▶ [Directive]: Every line below that contains "tilintarkastuskertomuksen" is to be copied.

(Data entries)
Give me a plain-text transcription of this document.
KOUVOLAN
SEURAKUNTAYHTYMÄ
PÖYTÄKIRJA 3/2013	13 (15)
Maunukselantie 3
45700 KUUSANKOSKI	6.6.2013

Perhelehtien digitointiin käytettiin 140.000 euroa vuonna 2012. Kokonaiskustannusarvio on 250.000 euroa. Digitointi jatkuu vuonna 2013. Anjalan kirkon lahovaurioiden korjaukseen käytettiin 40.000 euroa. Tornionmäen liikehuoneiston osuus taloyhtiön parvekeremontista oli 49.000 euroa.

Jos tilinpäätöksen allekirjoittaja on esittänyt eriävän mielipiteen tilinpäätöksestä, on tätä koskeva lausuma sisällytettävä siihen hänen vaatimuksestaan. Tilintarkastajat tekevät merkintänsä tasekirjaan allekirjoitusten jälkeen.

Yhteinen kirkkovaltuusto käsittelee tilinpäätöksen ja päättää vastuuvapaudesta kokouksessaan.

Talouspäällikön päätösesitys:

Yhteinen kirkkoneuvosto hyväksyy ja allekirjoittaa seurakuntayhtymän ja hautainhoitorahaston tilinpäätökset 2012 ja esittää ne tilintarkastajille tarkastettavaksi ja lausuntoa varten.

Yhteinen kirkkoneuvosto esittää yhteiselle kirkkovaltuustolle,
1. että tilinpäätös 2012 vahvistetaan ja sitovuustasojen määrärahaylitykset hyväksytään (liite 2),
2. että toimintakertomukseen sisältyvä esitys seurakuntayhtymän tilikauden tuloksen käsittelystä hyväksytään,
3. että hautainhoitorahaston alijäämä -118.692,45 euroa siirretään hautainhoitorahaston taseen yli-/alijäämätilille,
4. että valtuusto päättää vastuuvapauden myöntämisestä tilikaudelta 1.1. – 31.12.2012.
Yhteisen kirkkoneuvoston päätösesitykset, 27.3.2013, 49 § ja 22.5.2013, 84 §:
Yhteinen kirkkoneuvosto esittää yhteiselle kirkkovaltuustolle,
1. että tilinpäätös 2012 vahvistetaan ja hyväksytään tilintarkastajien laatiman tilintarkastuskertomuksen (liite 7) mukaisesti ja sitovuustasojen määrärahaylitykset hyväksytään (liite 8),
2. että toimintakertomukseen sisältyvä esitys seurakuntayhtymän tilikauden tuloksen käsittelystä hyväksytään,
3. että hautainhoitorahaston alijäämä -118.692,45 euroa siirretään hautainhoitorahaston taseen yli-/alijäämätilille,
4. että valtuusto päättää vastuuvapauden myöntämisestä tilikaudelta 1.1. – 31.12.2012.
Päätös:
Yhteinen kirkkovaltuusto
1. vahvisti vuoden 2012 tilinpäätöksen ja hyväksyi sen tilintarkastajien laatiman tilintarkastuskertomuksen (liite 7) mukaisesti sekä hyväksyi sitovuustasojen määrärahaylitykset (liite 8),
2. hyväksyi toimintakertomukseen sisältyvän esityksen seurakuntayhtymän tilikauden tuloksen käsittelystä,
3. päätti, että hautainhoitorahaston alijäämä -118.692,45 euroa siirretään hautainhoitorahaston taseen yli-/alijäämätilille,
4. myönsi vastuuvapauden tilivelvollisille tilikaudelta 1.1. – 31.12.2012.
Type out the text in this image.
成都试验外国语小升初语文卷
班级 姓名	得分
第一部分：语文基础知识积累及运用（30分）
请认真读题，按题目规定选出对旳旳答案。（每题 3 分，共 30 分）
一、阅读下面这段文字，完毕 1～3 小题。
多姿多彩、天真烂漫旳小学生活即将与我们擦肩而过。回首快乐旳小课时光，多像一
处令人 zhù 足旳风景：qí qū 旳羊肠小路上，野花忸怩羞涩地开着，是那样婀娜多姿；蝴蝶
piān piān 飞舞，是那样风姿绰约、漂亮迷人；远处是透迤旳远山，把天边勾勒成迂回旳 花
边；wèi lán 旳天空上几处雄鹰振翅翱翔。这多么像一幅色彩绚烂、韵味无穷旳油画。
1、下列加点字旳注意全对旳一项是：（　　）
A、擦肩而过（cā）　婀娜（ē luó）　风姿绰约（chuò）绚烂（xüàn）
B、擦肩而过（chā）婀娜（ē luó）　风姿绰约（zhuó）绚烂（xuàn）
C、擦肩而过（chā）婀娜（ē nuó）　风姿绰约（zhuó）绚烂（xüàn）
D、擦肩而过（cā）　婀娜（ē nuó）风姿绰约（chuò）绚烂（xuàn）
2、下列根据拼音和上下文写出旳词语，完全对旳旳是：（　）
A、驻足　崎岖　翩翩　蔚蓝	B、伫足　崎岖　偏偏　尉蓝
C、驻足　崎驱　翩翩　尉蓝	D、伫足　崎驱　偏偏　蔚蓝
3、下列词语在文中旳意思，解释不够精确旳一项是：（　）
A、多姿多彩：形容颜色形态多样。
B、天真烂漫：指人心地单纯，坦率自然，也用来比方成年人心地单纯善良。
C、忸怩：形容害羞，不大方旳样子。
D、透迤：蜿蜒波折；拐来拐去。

▶ [Answer to this task]:
1. että tilinpäätös 2012 vahvistetaan ja hyväksytään tilintarkastajien laatiman tilintarkastuskertomuksen (liite 7) mukaisesti ja sitovuustasojen määrärahaylitykset hyväksytään (liite 8),
1. vahvisti vuoden 2012 tilinpäätöksen ja hyväksyi sen tilintarkastajien laatiman tilintarkastuskertomuksen (liite 7) mukaisesti sekä hyväksyi sitovuustasojen määrärahaylitykset (liite 8),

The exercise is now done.